» REQUIRED TASK
Transcribe the material verbatim in full; the pictures do not belong in the copy.

-- START EXTRACTED RECORDS --

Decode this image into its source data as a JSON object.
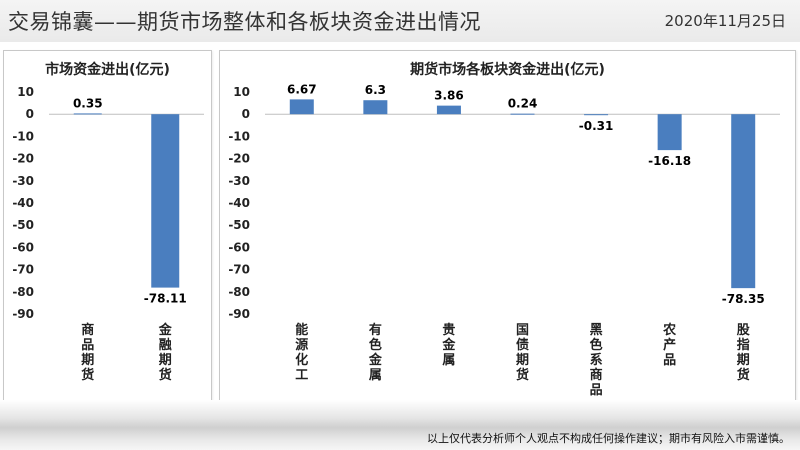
{
  "header": {
    "title": "交易锦囊——期货市场整体和各板块资金进出情况",
    "date": "2020年11月25日"
  },
  "footer": {
    "disclaimer": "以上仅代表分析师个人观点不构成任何操作建议；期市有风险入市需谨慎。"
  },
  "colors": {
    "bar": "#4a7ebf"
  },
  "chart_data": [
    {
      "type": "bar",
      "title": "市场资金进出(亿元)",
      "categories": [
        "商品期货",
        "金融期货"
      ],
      "values": [
        0.35,
        -78.11
      ],
      "data_labels": [
        "0.35",
        "-78.11"
      ],
      "ylim": [
        -90,
        10
      ],
      "yticks": [
        10,
        0,
        -10,
        -20,
        -30,
        -40,
        -50,
        -60,
        -70,
        -80,
        -90
      ],
      "grid": false
    },
    {
      "type": "bar",
      "title": "期货市场各板块资金进出(亿元)",
      "categories": [
        "能源化工",
        "有色金属",
        "贵金属",
        "国债期货",
        "黑色系商品",
        "农产品",
        "股指期货"
      ],
      "values": [
        6.67,
        6.3,
        3.86,
        0.24,
        -0.31,
        -16.18,
        -78.35
      ],
      "data_labels": [
        "6.67",
        "6.3",
        "3.86",
        "0.24",
        "-0.31",
        "-16.18",
        "-78.35"
      ],
      "ylim": [
        -90,
        10
      ],
      "yticks": [
        10,
        0,
        -10,
        -20,
        -30,
        -40,
        -50,
        -60,
        -70,
        -80,
        -90
      ],
      "grid": false
    }
  ]
}
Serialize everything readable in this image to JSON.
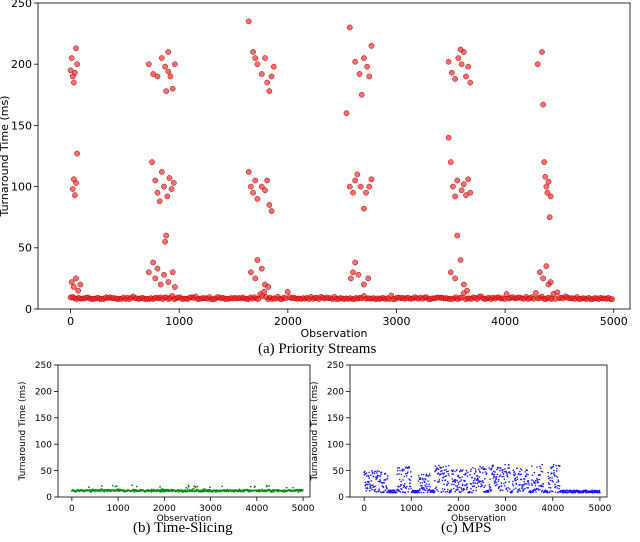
{
  "chart_data": [
    {
      "type": "scatter",
      "caption": "(a) Priority Streams",
      "xlabel": "Observation",
      "ylabel": "Turnaround Time (ms)",
      "xlim": [
        -300,
        5150
      ],
      "ylim": [
        0,
        250
      ],
      "xticks": [
        0,
        1000,
        2000,
        3000,
        4000,
        5000
      ],
      "yticks": [
        0,
        50,
        100,
        150,
        200,
        250
      ],
      "grid": false,
      "color": "#ff0000",
      "marker_style": "filled-circle-with-dark-edge",
      "series": [
        {
          "values_description_points": [
            [
              0,
              195
            ],
            [
              10,
              205
            ],
            [
              20,
              190
            ],
            [
              30,
              185
            ],
            [
              50,
              213
            ],
            [
              60,
              200
            ],
            [
              40,
              193
            ],
            [
              20,
              98
            ],
            [
              30,
              106
            ],
            [
              40,
              93
            ],
            [
              50,
              103
            ],
            [
              60,
              127
            ],
            [
              10,
              22
            ],
            [
              30,
              18
            ],
            [
              50,
              25
            ],
            [
              70,
              15
            ],
            [
              90,
              20
            ],
            [
              720,
              200
            ],
            [
              760,
              192
            ],
            [
              800,
              190
            ],
            [
              840,
              205
            ],
            [
              870,
              198
            ],
            [
              900,
              210
            ],
            [
              920,
              190
            ],
            [
              940,
              180
            ],
            [
              960,
              200
            ],
            [
              880,
              178
            ],
            [
              900,
              194
            ],
            [
              750,
              120
            ],
            [
              780,
              105
            ],
            [
              800,
              95
            ],
            [
              820,
              88
            ],
            [
              840,
              112
            ],
            [
              860,
              100
            ],
            [
              890,
              92
            ],
            [
              910,
              107
            ],
            [
              930,
              98
            ],
            [
              950,
              103
            ],
            [
              880,
              60
            ],
            [
              870,
              55
            ],
            [
              720,
              30
            ],
            [
              760,
              38
            ],
            [
              780,
              25
            ],
            [
              800,
              33
            ],
            [
              830,
              20
            ],
            [
              860,
              28
            ],
            [
              900,
              22
            ],
            [
              940,
              30
            ],
            [
              960,
              18
            ],
            [
              1640,
              235
            ],
            [
              1680,
              210
            ],
            [
              1720,
              200
            ],
            [
              1760,
              192
            ],
            [
              1790,
              205
            ],
            [
              1810,
              185
            ],
            [
              1830,
              178
            ],
            [
              1850,
              190
            ],
            [
              1870,
              198
            ],
            [
              1700,
              205
            ],
            [
              1640,
              112
            ],
            [
              1660,
              100
            ],
            [
              1680,
              95
            ],
            [
              1700,
              105
            ],
            [
              1720,
              90
            ],
            [
              1760,
              100
            ],
            [
              1790,
              97
            ],
            [
              1810,
              105
            ],
            [
              1830,
              85
            ],
            [
              1850,
              80
            ],
            [
              1660,
              30
            ],
            [
              1700,
              25
            ],
            [
              1720,
              40
            ],
            [
              1760,
              33
            ],
            [
              1790,
              20
            ],
            [
              1820,
              18
            ],
            [
              2540,
              160
            ],
            [
              2570,
              230
            ],
            [
              2620,
              202
            ],
            [
              2660,
              192
            ],
            [
              2700,
              205
            ],
            [
              2730,
              198
            ],
            [
              2750,
              190
            ],
            [
              2770,
              215
            ],
            [
              2680,
              175
            ],
            [
              2570,
              100
            ],
            [
              2600,
              95
            ],
            [
              2620,
              105
            ],
            [
              2640,
              110
            ],
            [
              2670,
              100
            ],
            [
              2700,
              82
            ],
            [
              2720,
              95
            ],
            [
              2750,
              100
            ],
            [
              2770,
              106
            ],
            [
              2580,
              25
            ],
            [
              2600,
              30
            ],
            [
              2620,
              38
            ],
            [
              2650,
              28
            ],
            [
              2700,
              20
            ],
            [
              2740,
              25
            ],
            [
              3480,
              202
            ],
            [
              3510,
              193
            ],
            [
              3540,
              188
            ],
            [
              3570,
              205
            ],
            [
              3600,
              200
            ],
            [
              3620,
              210
            ],
            [
              3640,
              190
            ],
            [
              3660,
              198
            ],
            [
              3680,
              185
            ],
            [
              3590,
              212
            ],
            [
              3480,
              140
            ],
            [
              3500,
              120
            ],
            [
              3520,
              100
            ],
            [
              3540,
              92
            ],
            [
              3560,
              105
            ],
            [
              3600,
              97
            ],
            [
              3620,
              102
            ],
            [
              3640,
              93
            ],
            [
              3660,
              106
            ],
            [
              3680,
              95
            ],
            [
              3500,
              30
            ],
            [
              3540,
              25
            ],
            [
              3560,
              60
            ],
            [
              3590,
              40
            ],
            [
              3620,
              20
            ],
            [
              3650,
              15
            ],
            [
              4300,
              200
            ],
            [
              4340,
              210
            ],
            [
              4350,
              167
            ],
            [
              4360,
              120
            ],
            [
              4370,
              108
            ],
            [
              4380,
              100
            ],
            [
              4390,
              95
            ],
            [
              4400,
              104
            ],
            [
              4420,
              92
            ],
            [
              4410,
              75
            ],
            [
              4320,
              30
            ],
            [
              4350,
              25
            ],
            [
              4380,
              35
            ],
            [
              4400,
              20
            ],
            [
              4420,
              22
            ]
          ]
        }
      ]
    },
    {
      "type": "scatter",
      "caption": "(b) Time-Slicing",
      "xlabel": "Observation",
      "ylabel": "Turnaround Time (ms)",
      "xlim": [
        -300,
        5150
      ],
      "ylim": [
        0,
        250
      ],
      "xticks": [
        0,
        1000,
        2000,
        3000,
        4000,
        5000
      ],
      "yticks": [
        0,
        50,
        100,
        150,
        200,
        250
      ],
      "grid": false,
      "color": "#008000",
      "band_description": "dense band between 10 and 22 ms across all observations"
    },
    {
      "type": "scatter",
      "caption": "(c) MPS",
      "xlabel": "Observation",
      "ylabel": "Turnaround Time (ms)",
      "xlim": [
        -300,
        5150
      ],
      "ylim": [
        0,
        250
      ],
      "xticks": [
        0,
        1000,
        2000,
        3000,
        4000,
        5000
      ],
      "yticks": [
        0,
        50,
        100,
        150,
        200,
        250
      ],
      "grid": false,
      "color": "#0000ff",
      "band_description": "clusters up to about 65 ms in bursts, baseline near 10 ms"
    }
  ]
}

-- END EXTRACTED RECORDS --

» EXERCISE RESULT
Decode this image into its source data as a JSON object.
{
  "header": {
    "title": "交易锦囊——期货市场整体和各板块资金进出情况",
    "date": "2020年11月25日"
  },
  "footer": {
    "disclaimer": "以上仅代表分析师个人观点不构成任何操作建议；期市有风险入市需谨慎。"
  },
  "colors": {
    "bar": "#4a7ebf"
  },
  "chart_data": [
    {
      "type": "bar",
      "title": "市场资金进出(亿元)",
      "categories": [
        "商品期货",
        "金融期货"
      ],
      "values": [
        0.35,
        -78.11
      ],
      "data_labels": [
        "0.35",
        "-78.11"
      ],
      "ylim": [
        -90,
        10
      ],
      "yticks": [
        10,
        0,
        -10,
        -20,
        -30,
        -40,
        -50,
        -60,
        -70,
        -80,
        -90
      ],
      "grid": false
    },
    {
      "type": "bar",
      "title": "期货市场各板块资金进出(亿元)",
      "categories": [
        "能源化工",
        "有色金属",
        "贵金属",
        "国债期货",
        "黑色系商品",
        "农产品",
        "股指期货"
      ],
      "values": [
        6.67,
        6.3,
        3.86,
        0.24,
        -0.31,
        -16.18,
        -78.35
      ],
      "data_labels": [
        "6.67",
        "6.3",
        "3.86",
        "0.24",
        "-0.31",
        "-16.18",
        "-78.35"
      ],
      "ylim": [
        -90,
        10
      ],
      "yticks": [
        10,
        0,
        -10,
        -20,
        -30,
        -40,
        -50,
        -60,
        -70,
        -80,
        -90
      ],
      "grid": false
    }
  ]
}
Serialize everything readable in this image to JSON.
{
  "chart_data": [
    {
      "type": "scatter",
      "caption": "(a) Priority Streams",
      "xlabel": "Observation",
      "ylabel": "Turnaround Time (ms)",
      "xlim": [
        -300,
        5150
      ],
      "ylim": [
        0,
        250
      ],
      "xticks": [
        0,
        1000,
        2000,
        3000,
        4000,
        5000
      ],
      "yticks": [
        0,
        50,
        100,
        150,
        200,
        250
      ],
      "grid": false,
      "color": "#ff0000",
      "marker_style": "filled-circle-with-dark-edge",
      "series": [
        {
          "values_description_points": [
            [
              0,
              195
            ],
            [
              10,
              205
            ],
            [
              20,
              190
            ],
            [
              30,
              185
            ],
            [
              50,
              213
            ],
            [
              60,
              200
            ],
            [
              40,
              193
            ],
            [
              20,
              98
            ],
            [
              30,
              106
            ],
            [
              40,
              93
            ],
            [
              50,
              103
            ],
            [
              60,
              127
            ],
            [
              10,
              22
            ],
            [
              30,
              18
            ],
            [
              50,
              25
            ],
            [
              70,
              15
            ],
            [
              90,
              20
            ],
            [
              720,
              200
            ],
            [
              760,
              192
            ],
            [
              800,
              190
            ],
            [
              840,
              205
            ],
            [
              870,
              198
            ],
            [
              900,
              210
            ],
            [
              920,
              190
            ],
            [
              940,
              180
            ],
            [
              960,
              200
            ],
            [
              880,
              178
            ],
            [
              900,
              194
            ],
            [
              750,
              120
            ],
            [
              780,
              105
            ],
            [
              800,
              95
            ],
            [
              820,
              88
            ],
            [
              840,
              112
            ],
            [
              860,
              100
            ],
            [
              890,
              92
            ],
            [
              910,
              107
            ],
            [
              930,
              98
            ],
            [
              950,
              103
            ],
            [
              880,
              60
            ],
            [
              870,
              55
            ],
            [
              720,
              30
            ],
            [
              760,
              38
            ],
            [
              780,
              25
            ],
            [
              800,
              33
            ],
            [
              830,
              20
            ],
            [
              860,
              28
            ],
            [
              900,
              22
            ],
            [
              940,
              30
            ],
            [
              960,
              18
            ],
            [
              1640,
              235
            ],
            [
              1680,
              210
            ],
            [
              1720,
              200
            ],
            [
              1760,
              192
            ],
            [
              1790,
              205
            ],
            [
              1810,
              185
            ],
            [
              1830,
              178
            ],
            [
              1850,
              190
            ],
            [
              1870,
              198
            ],
            [
              1700,
              205
            ],
            [
              1640,
              112
            ],
            [
              1660,
              100
            ],
            [
              1680,
              95
            ],
            [
              1700,
              105
            ],
            [
              1720,
              90
            ],
            [
              1760,
              100
            ],
            [
              1790,
              97
            ],
            [
              1810,
              105
            ],
            [
              1830,
              85
            ],
            [
              1850,
              80
            ],
            [
              1660,
              30
            ],
            [
              1700,
              25
            ],
            [
              1720,
              40
            ],
            [
              1760,
              33
            ],
            [
              1790,
              20
            ],
            [
              1820,
              18
            ],
            [
              2540,
              160
            ],
            [
              2570,
              230
            ],
            [
              2620,
              202
            ],
            [
              2660,
              192
            ],
            [
              2700,
              205
            ],
            [
              2730,
              198
            ],
            [
              2750,
              190
            ],
            [
              2770,
              215
            ],
            [
              2680,
              175
            ],
            [
              2570,
              100
            ],
            [
              2600,
              95
            ],
            [
              2620,
              105
            ],
            [
              2640,
              110
            ],
            [
              2670,
              100
            ],
            [
              2700,
              82
            ],
            [
              2720,
              95
            ],
            [
              2750,
              100
            ],
            [
              2770,
              106
            ],
            [
              2580,
              25
            ],
            [
              2600,
              30
            ],
            [
              2620,
              38
            ],
            [
              2650,
              28
            ],
            [
              2700,
              20
            ],
            [
              2740,
              25
            ],
            [
              3480,
              202
            ],
            [
              3510,
              193
            ],
            [
              3540,
              188
            ],
            [
              3570,
              205
            ],
            [
              3600,
              200
            ],
            [
              3620,
              210
            ],
            [
              3640,
              190
            ],
            [
              3660,
              198
            ],
            [
              3680,
              185
            ],
            [
              3590,
              212
            ],
            [
              3480,
              140
            ],
            [
              3500,
              120
            ],
            [
              3520,
              100
            ],
            [
              3540,
              92
            ],
            [
              3560,
              105
            ],
            [
              3600,
              97
            ],
            [
              3620,
              102
            ],
            [
              3640,
              93
            ],
            [
              3660,
              106
            ],
            [
              3680,
              95
            ],
            [
              3500,
              30
            ],
            [
              3540,
              25
            ],
            [
              3560,
              60
            ],
            [
              3590,
              40
            ],
            [
              3620,
              20
            ],
            [
              3650,
              15
            ],
            [
              4300,
              200
            ],
            [
              4340,
              210
            ],
            [
              4350,
              167
            ],
            [
              4360,
              120
            ],
            [
              4370,
              108
            ],
            [
              4380,
              100
            ],
            [
              4390,
              95
            ],
            [
              4400,
              104
            ],
            [
              4420,
              92
            ],
            [
              4410,
              75
            ],
            [
              4320,
              30
            ],
            [
              4350,
              25
            ],
            [
              4380,
              35
            ],
            [
              4400,
              20
            ],
            [
              4420,
              22
            ]
          ]
        }
      ]
    },
    {
      "type": "scatter",
      "caption": "(b) Time-Slicing",
      "xlabel": "Observation",
      "ylabel": "Turnaround Time (ms)",
      "xlim": [
        -300,
        5150
      ],
      "ylim": [
        0,
        250
      ],
      "xticks": [
        0,
        1000,
        2000,
        3000,
        4000,
        5000
      ],
      "yticks": [
        0,
        50,
        100,
        150,
        200,
        250
      ],
      "grid": false,
      "color": "#008000",
      "band_description": "dense band between 10 and 22 ms across all observations"
    },
    {
      "type": "scatter",
      "caption": "(c) MPS",
      "xlabel": "Observation",
      "ylabel": "Turnaround Time (ms)",
      "xlim": [
        -300,
        5150
      ],
      "ylim": [
        0,
        250
      ],
      "xticks": [
        0,
        1000,
        2000,
        3000,
        4000,
        5000
      ],
      "yticks": [
        0,
        50,
        100,
        150,
        200,
        250
      ],
      "grid": false,
      "color": "#0000ff",
      "band_description": "clusters up to about 65 ms in bursts, baseline near 10 ms"
    }
  ]
}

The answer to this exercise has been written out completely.